• **Problem description**: Go through the material and write it all out exactly, minus the pictures.

• **Available data**:
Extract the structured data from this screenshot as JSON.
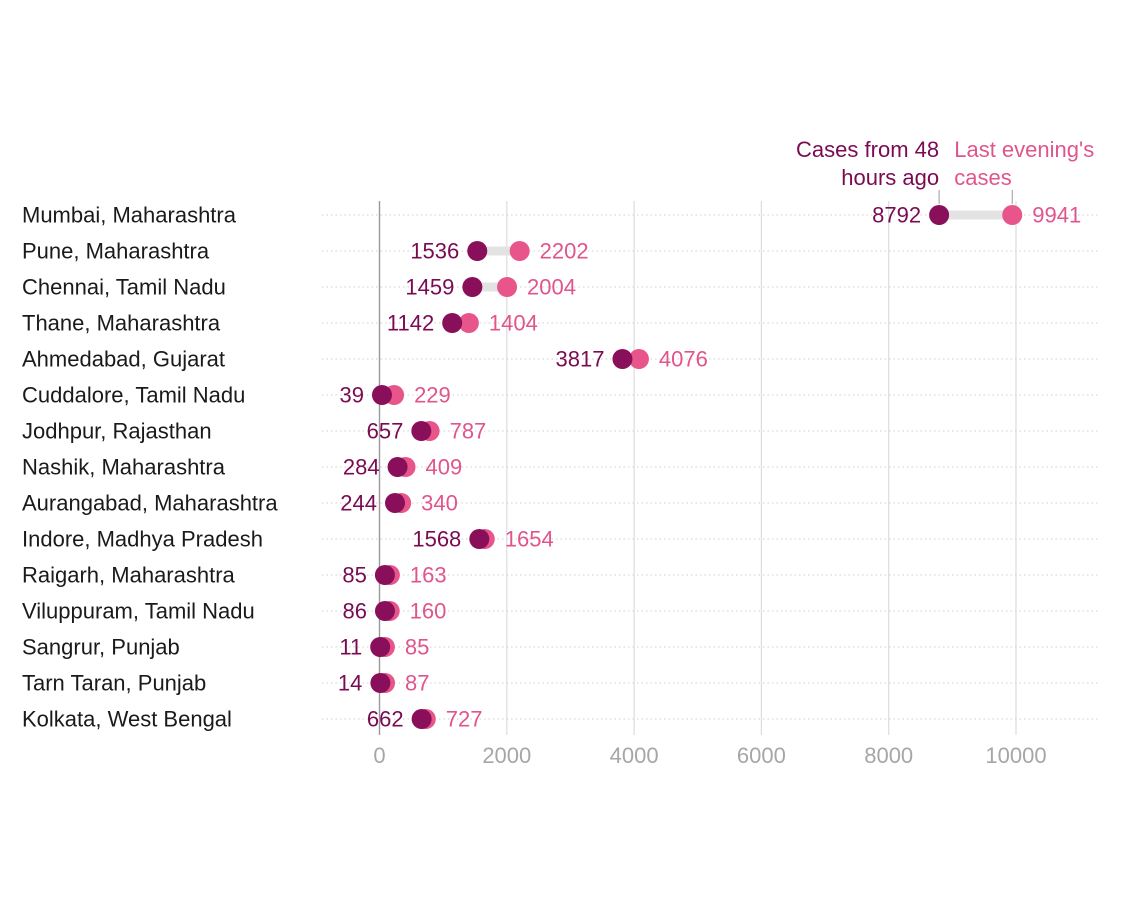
{
  "colors": {
    "old": "#8a0f5a",
    "new": "#e8558b",
    "connector": "#e3e3e3",
    "grid": "#dcdcdc",
    "axis": "#9a9a9a",
    "tick_text": "#a6a6a6",
    "label_text": "#1a1a1a"
  },
  "chart_data": {
    "type": "dumbbell",
    "legend": {
      "old": [
        "Cases from 48",
        "hours ago"
      ],
      "new": [
        "Last evening's",
        "cases"
      ],
      "placement": "top-right, attached to first row"
    },
    "xlim": [
      0,
      11000
    ],
    "xticks": [
      0,
      2000,
      4000,
      6000,
      8000,
      10000
    ],
    "grid": "vertical major lines, dotted horizontal row guides",
    "series": [
      {
        "name": "Cases from 48 hours ago",
        "key": "old"
      },
      {
        "name": "Last evening's cases",
        "key": "new"
      }
    ],
    "rows": [
      {
        "label": "Mumbai, Maharashtra",
        "old": 8792,
        "new": 9941
      },
      {
        "label": "Pune, Maharashtra",
        "old": 1536,
        "new": 2202
      },
      {
        "label": "Chennai, Tamil Nadu",
        "old": 1459,
        "new": 2004
      },
      {
        "label": "Thane, Maharashtra",
        "old": 1142,
        "new": 1404
      },
      {
        "label": "Ahmedabad, Gujarat",
        "old": 3817,
        "new": 4076
      },
      {
        "label": "Cuddalore, Tamil Nadu",
        "old": 39,
        "new": 229
      },
      {
        "label": "Jodhpur, Rajasthan",
        "old": 657,
        "new": 787
      },
      {
        "label": "Nashik, Maharashtra",
        "old": 284,
        "new": 409
      },
      {
        "label": "Aurangabad, Maharashtra",
        "old": 244,
        "new": 340
      },
      {
        "label": "Indore, Madhya Pradesh",
        "old": 1568,
        "new": 1654
      },
      {
        "label": "Raigarh, Maharashtra",
        "old": 85,
        "new": 163
      },
      {
        "label": "Viluppuram, Tamil Nadu",
        "old": 86,
        "new": 160
      },
      {
        "label": "Sangrur, Punjab",
        "old": 11,
        "new": 85
      },
      {
        "label": "Tarn Taran, Punjab",
        "old": 14,
        "new": 87
      },
      {
        "label": "Kolkata, West Bengal",
        "old": 662,
        "new": 727
      }
    ]
  }
}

• **Solution for this problem**:
Extract the structured data from this screenshot as JSON.
{
  "colors": {
    "old": "#8a0f5a",
    "new": "#e8558b",
    "connector": "#e3e3e3",
    "grid": "#dcdcdc",
    "axis": "#9a9a9a",
    "tick_text": "#a6a6a6",
    "label_text": "#1a1a1a"
  },
  "chart_data": {
    "type": "dumbbell",
    "legend": {
      "old": [
        "Cases from 48",
        "hours ago"
      ],
      "new": [
        "Last evening's",
        "cases"
      ],
      "placement": "top-right, attached to first row"
    },
    "xlim": [
      0,
      11000
    ],
    "xticks": [
      0,
      2000,
      4000,
      6000,
      8000,
      10000
    ],
    "grid": "vertical major lines, dotted horizontal row guides",
    "series": [
      {
        "name": "Cases from 48 hours ago",
        "key": "old"
      },
      {
        "name": "Last evening's cases",
        "key": "new"
      }
    ],
    "rows": [
      {
        "label": "Mumbai, Maharashtra",
        "old": 8792,
        "new": 9941
      },
      {
        "label": "Pune, Maharashtra",
        "old": 1536,
        "new": 2202
      },
      {
        "label": "Chennai, Tamil Nadu",
        "old": 1459,
        "new": 2004
      },
      {
        "label": "Thane, Maharashtra",
        "old": 1142,
        "new": 1404
      },
      {
        "label": "Ahmedabad, Gujarat",
        "old": 3817,
        "new": 4076
      },
      {
        "label": "Cuddalore, Tamil Nadu",
        "old": 39,
        "new": 229
      },
      {
        "label": "Jodhpur, Rajasthan",
        "old": 657,
        "new": 787
      },
      {
        "label": "Nashik, Maharashtra",
        "old": 284,
        "new": 409
      },
      {
        "label": "Aurangabad, Maharashtra",
        "old": 244,
        "new": 340
      },
      {
        "label": "Indore, Madhya Pradesh",
        "old": 1568,
        "new": 1654
      },
      {
        "label": "Raigarh, Maharashtra",
        "old": 85,
        "new": 163
      },
      {
        "label": "Viluppuram, Tamil Nadu",
        "old": 86,
        "new": 160
      },
      {
        "label": "Sangrur, Punjab",
        "old": 11,
        "new": 85
      },
      {
        "label": "Tarn Taran, Punjab",
        "old": 14,
        "new": 87
      },
      {
        "label": "Kolkata, West Bengal",
        "old": 662,
        "new": 727
      }
    ]
  }
}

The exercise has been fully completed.